What you are asked to do ▸ Locate the lines of the listing below that hold "name", then copy each of them.

Supplied material ▸
>>>
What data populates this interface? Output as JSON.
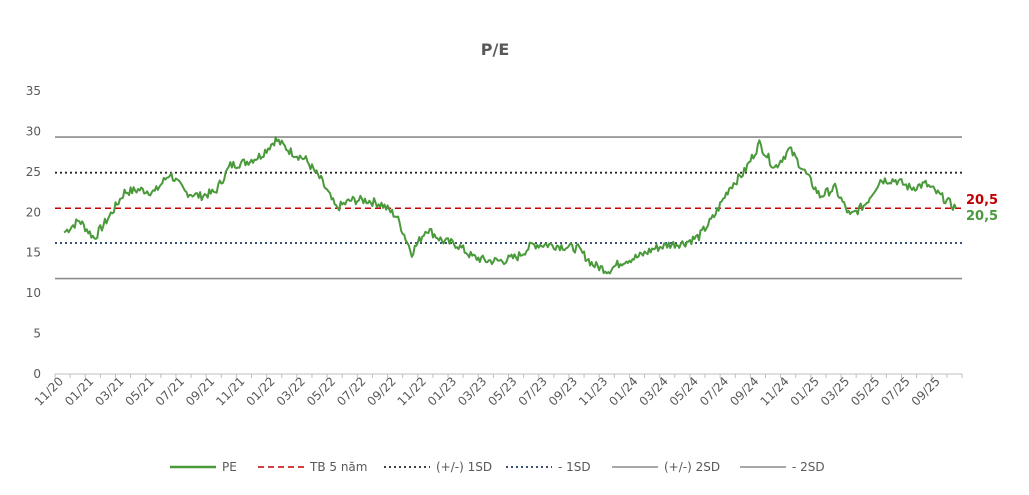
{
  "chart_data": {
    "type": "line",
    "title": "P/E",
    "xlabel": "",
    "ylabel": "",
    "ylim": [
      0,
      35
    ],
    "yticks": [
      "0",
      "5",
      "10",
      "15",
      "20",
      "25",
      "30",
      "35"
    ],
    "x_ticks": [
      "11/20",
      "01/21",
      "03/21",
      "05/21",
      "07/21",
      "09/21",
      "11/21",
      "01/22",
      "03/22",
      "05/22",
      "07/22",
      "09/22",
      "11/22",
      "01/23",
      "03/23",
      "05/23",
      "07/23",
      "09/23",
      "11/23",
      "01/24",
      "03/24",
      "05/24",
      "07/24",
      "09/24",
      "11/24",
      "01/25",
      "03/25",
      "05/25",
      "07/25",
      "09/25"
    ],
    "grid": false,
    "legend_position": "bottom",
    "series": [
      {
        "name": "PE",
        "color": "#4a9a3c",
        "x": [
          "2020-11",
          "2020-12",
          "2021-01",
          "2021-02",
          "2021-03",
          "2021-04",
          "2021-05",
          "2021-06",
          "2021-07",
          "2021-08",
          "2021-09",
          "2021-10",
          "2021-11",
          "2021-12",
          "2022-01",
          "2022-02",
          "2022-03",
          "2022-04",
          "2022-05",
          "2022-06",
          "2022-07",
          "2022-08",
          "2022-09",
          "2022-10",
          "2022-11",
          "2022-12",
          "2023-01",
          "2023-02",
          "2023-03",
          "2023-04",
          "2023-05",
          "2023-06",
          "2023-07",
          "2023-08",
          "2023-09",
          "2023-10",
          "2023-11",
          "2023-12",
          "2024-01",
          "2024-02",
          "2024-03",
          "2024-04",
          "2024-05",
          "2024-06",
          "2024-07",
          "2024-08",
          "2024-09",
          "2024-10",
          "2024-11",
          "2024-12",
          "2025-01",
          "2025-02",
          "2025-03",
          "2025-04",
          "2025-05",
          "2025-06",
          "2025-07",
          "2025-08",
          "2025-09",
          "2025-10"
        ],
        "values": [
          17.5,
          19.0,
          16.8,
          19.5,
          22.5,
          22.8,
          22.5,
          24.8,
          22.5,
          22.0,
          22.5,
          25.8,
          26.2,
          27.0,
          29.0,
          27.5,
          26.5,
          24.0,
          20.5,
          21.5,
          21.5,
          21.0,
          19.5,
          15.0,
          18.0,
          16.5,
          16.0,
          14.5,
          14.0,
          14.0,
          14.5,
          16.0,
          16.0,
          15.8,
          15.5,
          13.5,
          12.8,
          14.0,
          14.5,
          15.5,
          16.0,
          16.2,
          17.0,
          19.5,
          23.0,
          25.0,
          28.5,
          25.5,
          27.8,
          25.0,
          22.0,
          23.0,
          19.5,
          21.0,
          24.0,
          24.0,
          23.0,
          23.5,
          22.0,
          20.5
        ]
      },
      {
        "name": "TB 5 năm",
        "color": "#c00000",
        "value": 20.5
      },
      {
        "name": "(+/-) 1SD",
        "color": "#262626",
        "value": 24.9
      },
      {
        "name": "- 1SD",
        "color": "#1f3864",
        "value": 16.2
      },
      {
        "name": "(+/-) 2SD",
        "color": "#8c8c8c",
        "value": 29.3
      },
      {
        "name": "- 2SD",
        "color": "#8c8c8c",
        "value": 11.8
      }
    ],
    "end_labels": [
      {
        "text": "20,5",
        "color": "#c00000"
      },
      {
        "text": "20,5",
        "color": "#4a9a3c"
      }
    ]
  }
}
<<<
Worked answer ▸
        "name": "PE",
        "name": "TB 5 năm",
        "name": "(+/-) 1SD",
        "name": "- 1SD",
        "name": "(+/-) 2SD",
        "name": "- 2SD",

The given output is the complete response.